* **DATASET CONTENT**:
• • • • • • •

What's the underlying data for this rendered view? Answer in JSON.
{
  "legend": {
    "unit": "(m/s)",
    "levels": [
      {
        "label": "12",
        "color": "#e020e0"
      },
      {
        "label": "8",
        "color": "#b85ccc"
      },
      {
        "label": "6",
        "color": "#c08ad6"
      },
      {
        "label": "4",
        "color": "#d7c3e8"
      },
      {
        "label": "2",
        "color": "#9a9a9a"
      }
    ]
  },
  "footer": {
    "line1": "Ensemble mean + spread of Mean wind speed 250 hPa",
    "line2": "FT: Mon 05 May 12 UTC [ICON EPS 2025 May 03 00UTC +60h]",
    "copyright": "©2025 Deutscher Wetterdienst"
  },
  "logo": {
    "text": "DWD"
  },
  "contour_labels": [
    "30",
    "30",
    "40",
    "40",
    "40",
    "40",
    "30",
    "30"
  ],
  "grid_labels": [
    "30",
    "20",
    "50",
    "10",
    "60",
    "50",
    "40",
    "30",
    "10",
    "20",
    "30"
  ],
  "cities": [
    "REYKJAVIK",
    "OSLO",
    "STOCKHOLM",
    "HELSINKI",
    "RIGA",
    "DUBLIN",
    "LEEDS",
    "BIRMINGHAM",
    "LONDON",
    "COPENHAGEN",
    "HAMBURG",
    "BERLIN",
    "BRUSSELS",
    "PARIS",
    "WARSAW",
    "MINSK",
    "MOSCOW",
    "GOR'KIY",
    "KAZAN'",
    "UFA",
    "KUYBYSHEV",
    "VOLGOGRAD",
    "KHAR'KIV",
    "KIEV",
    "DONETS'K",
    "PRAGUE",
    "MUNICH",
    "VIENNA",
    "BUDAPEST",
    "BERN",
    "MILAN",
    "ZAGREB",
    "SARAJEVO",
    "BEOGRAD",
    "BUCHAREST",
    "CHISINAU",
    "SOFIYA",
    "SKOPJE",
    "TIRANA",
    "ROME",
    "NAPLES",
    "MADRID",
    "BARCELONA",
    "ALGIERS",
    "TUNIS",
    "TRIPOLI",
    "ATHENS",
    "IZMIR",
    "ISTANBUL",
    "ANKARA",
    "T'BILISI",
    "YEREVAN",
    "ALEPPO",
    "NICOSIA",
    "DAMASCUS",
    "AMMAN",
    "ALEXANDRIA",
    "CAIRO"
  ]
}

• • • • • • •

* **REQUEST**: Please reproduce every line of the material word for word.

* **THE ANSWER**:
What's the underlying data for this rendered view? Answer in JSON.
{
  "legend": {
    "unit": "(m/s)",
    "levels": [
      {
        "label": "12",
        "color": "#e020e0"
      },
      {
        "label": "8",
        "color": "#b85ccc"
      },
      {
        "label": "6",
        "color": "#c08ad6"
      },
      {
        "label": "4",
        "color": "#d7c3e8"
      },
      {
        "label": "2",
        "color": "#9a9a9a"
      }
    ]
  },
  "footer": {
    "line1": "Ensemble mean + spread of Mean wind speed 250 hPa",
    "line2": "FT: Mon 05 May 12 UTC [ICON EPS 2025 May 03 00UTC +60h]",
    "copyright": "©2025 Deutscher Wetterdienst"
  },
  "logo": {
    "text": "DWD"
  },
  "contour_labels": [
    "30",
    "30",
    "40",
    "40",
    "40",
    "40",
    "30",
    "30"
  ],
  "grid_labels": [
    "30",
    "20",
    "50",
    "10",
    "60",
    "50",
    "40",
    "30",
    "10",
    "20",
    "30"
  ],
  "cities": [
    "REYKJAVIK",
    "OSLO",
    "STOCKHOLM",
    "HELSINKI",
    "RIGA",
    "DUBLIN",
    "LEEDS",
    "BIRMINGHAM",
    "LONDON",
    "COPENHAGEN",
    "HAMBURG",
    "BERLIN",
    "BRUSSELS",
    "PARIS",
    "WARSAW",
    "MINSK",
    "MOSCOW",
    "GOR'KIY",
    "KAZAN'",
    "UFA",
    "KUYBYSHEV",
    "VOLGOGRAD",
    "KHAR'KIV",
    "KIEV",
    "DONETS'K",
    "PRAGUE",
    "MUNICH",
    "VIENNA",
    "BUDAPEST",
    "BERN",
    "MILAN",
    "ZAGREB",
    "SARAJEVO",
    "BEOGRAD",
    "BUCHAREST",
    "CHISINAU",
    "SOFIYA",
    "SKOPJE",
    "TIRANA",
    "ROME",
    "NAPLES",
    "MADRID",
    "BARCELONA",
    "ALGIERS",
    "TUNIS",
    "TRIPOLI",
    "ATHENS",
    "IZMIR",
    "ISTANBUL",
    "ANKARA",
    "T'BILISI",
    "YEREVAN",
    "ALEPPO",
    "NICOSIA",
    "DAMASCUS",
    "AMMAN",
    "ALEXANDRIA",
    "CAIRO"
  ]
}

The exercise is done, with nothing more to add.